(Items from a data source)
+-------+
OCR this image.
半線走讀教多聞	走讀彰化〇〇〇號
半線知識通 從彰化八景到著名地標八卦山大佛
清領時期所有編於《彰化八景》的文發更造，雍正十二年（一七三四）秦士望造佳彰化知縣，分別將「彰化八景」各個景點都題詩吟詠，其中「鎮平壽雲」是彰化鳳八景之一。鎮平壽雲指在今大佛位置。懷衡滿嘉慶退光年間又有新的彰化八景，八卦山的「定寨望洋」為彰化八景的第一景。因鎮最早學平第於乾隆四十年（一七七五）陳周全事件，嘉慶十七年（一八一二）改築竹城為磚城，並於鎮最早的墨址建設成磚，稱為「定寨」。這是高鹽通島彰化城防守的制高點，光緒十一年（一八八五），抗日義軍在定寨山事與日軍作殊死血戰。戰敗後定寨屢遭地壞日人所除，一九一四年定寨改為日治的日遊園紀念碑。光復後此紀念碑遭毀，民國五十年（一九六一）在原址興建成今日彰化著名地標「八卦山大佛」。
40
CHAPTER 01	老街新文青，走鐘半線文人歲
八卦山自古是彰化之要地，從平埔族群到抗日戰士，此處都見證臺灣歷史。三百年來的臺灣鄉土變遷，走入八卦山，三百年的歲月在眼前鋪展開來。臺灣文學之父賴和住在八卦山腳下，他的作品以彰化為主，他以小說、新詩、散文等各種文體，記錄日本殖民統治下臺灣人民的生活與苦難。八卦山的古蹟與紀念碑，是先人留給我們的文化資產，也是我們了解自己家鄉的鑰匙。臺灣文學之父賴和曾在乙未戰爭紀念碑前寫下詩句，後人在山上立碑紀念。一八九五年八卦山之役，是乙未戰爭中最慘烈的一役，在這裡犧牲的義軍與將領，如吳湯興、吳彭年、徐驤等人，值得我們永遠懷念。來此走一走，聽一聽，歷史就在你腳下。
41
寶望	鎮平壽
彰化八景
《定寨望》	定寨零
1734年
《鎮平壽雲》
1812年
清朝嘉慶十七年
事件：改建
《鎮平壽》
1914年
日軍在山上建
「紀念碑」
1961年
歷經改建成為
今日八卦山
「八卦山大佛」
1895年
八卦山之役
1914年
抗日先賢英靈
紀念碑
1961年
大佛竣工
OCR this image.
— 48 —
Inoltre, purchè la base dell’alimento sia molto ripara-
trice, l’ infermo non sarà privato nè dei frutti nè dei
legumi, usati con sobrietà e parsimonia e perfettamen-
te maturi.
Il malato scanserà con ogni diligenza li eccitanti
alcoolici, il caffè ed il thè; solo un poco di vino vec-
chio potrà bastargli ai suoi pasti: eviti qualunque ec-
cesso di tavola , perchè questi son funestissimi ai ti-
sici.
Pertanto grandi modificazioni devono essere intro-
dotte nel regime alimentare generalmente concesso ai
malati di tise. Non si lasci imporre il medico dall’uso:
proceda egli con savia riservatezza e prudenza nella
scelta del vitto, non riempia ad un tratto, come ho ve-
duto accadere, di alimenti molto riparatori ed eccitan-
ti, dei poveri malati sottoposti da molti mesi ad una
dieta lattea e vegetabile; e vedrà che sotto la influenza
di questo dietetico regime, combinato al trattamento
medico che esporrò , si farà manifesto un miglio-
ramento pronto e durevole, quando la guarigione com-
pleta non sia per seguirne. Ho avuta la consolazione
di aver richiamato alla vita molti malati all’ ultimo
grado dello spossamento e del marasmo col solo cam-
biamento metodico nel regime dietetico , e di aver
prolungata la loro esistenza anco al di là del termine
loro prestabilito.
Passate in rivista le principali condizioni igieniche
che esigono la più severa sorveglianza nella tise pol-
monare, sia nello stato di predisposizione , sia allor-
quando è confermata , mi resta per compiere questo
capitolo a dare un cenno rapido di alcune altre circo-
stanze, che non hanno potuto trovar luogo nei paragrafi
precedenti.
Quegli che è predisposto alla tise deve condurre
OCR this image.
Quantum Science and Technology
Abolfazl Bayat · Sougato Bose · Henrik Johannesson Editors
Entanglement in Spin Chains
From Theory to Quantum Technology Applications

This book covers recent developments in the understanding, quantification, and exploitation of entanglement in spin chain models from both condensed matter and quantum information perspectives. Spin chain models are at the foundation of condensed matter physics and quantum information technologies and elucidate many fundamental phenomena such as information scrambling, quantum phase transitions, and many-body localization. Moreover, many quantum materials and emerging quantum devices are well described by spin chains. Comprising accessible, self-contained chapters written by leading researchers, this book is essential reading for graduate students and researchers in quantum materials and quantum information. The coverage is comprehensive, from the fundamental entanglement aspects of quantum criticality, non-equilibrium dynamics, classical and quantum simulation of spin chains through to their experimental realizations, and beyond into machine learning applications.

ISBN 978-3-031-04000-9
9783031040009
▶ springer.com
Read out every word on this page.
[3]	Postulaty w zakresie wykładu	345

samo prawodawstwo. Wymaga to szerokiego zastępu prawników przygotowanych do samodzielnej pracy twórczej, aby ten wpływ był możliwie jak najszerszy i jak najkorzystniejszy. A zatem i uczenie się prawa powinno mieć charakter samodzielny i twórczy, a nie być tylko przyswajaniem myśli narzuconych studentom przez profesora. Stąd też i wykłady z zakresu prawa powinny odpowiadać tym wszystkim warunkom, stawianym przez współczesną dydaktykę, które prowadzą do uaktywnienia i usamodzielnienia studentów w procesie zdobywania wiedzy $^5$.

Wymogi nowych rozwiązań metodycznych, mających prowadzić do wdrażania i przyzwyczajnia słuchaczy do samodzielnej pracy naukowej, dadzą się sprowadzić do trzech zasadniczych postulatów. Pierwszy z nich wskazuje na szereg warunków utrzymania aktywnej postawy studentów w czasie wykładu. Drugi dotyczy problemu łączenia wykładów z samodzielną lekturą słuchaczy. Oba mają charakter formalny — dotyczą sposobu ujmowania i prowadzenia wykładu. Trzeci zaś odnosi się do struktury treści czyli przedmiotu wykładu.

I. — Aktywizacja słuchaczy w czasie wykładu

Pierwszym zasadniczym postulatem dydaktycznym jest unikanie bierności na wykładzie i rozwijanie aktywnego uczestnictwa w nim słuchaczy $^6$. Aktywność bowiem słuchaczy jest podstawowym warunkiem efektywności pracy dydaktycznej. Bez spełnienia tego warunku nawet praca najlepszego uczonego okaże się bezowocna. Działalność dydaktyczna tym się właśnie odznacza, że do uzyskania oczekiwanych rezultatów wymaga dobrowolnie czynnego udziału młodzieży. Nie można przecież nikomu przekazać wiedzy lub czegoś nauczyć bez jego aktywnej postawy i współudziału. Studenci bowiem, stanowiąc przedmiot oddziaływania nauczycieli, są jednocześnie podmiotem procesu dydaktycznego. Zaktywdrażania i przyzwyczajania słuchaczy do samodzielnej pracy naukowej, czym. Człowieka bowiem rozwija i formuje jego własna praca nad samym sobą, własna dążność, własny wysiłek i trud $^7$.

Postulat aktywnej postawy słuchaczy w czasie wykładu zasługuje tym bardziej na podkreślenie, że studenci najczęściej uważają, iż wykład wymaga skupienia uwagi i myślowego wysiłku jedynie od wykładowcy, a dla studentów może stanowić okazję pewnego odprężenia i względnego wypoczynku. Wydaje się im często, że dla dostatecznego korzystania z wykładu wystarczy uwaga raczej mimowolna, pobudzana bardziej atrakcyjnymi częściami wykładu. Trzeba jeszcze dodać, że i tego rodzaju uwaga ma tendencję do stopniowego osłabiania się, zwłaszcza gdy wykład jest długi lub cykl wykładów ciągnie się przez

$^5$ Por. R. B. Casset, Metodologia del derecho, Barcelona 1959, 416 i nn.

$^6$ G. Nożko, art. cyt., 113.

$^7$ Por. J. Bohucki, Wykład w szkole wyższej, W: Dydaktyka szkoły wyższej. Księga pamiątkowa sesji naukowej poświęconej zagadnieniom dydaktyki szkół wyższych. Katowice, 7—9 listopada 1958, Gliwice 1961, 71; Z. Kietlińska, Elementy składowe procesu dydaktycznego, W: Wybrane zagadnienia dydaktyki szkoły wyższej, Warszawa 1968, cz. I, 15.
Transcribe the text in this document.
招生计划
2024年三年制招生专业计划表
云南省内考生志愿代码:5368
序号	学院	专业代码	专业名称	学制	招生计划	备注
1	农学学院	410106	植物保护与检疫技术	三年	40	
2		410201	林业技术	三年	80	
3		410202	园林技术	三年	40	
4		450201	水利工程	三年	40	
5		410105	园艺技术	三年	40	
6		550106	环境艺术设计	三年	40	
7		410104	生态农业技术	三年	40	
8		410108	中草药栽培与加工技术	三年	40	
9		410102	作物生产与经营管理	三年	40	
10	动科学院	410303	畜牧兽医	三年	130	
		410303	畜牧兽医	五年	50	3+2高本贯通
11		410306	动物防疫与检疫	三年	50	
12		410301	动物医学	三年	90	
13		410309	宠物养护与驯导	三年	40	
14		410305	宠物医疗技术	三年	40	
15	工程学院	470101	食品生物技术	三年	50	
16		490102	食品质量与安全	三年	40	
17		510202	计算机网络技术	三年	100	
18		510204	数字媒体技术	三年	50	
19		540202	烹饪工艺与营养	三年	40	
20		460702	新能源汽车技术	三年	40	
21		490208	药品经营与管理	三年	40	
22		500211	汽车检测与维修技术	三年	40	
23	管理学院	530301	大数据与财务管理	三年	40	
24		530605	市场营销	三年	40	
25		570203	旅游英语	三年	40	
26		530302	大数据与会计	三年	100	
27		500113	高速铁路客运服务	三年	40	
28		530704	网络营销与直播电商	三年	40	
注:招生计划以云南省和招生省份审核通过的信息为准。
+-------+
Go through the material above and count the lines that include "molto". Give the number alone.

2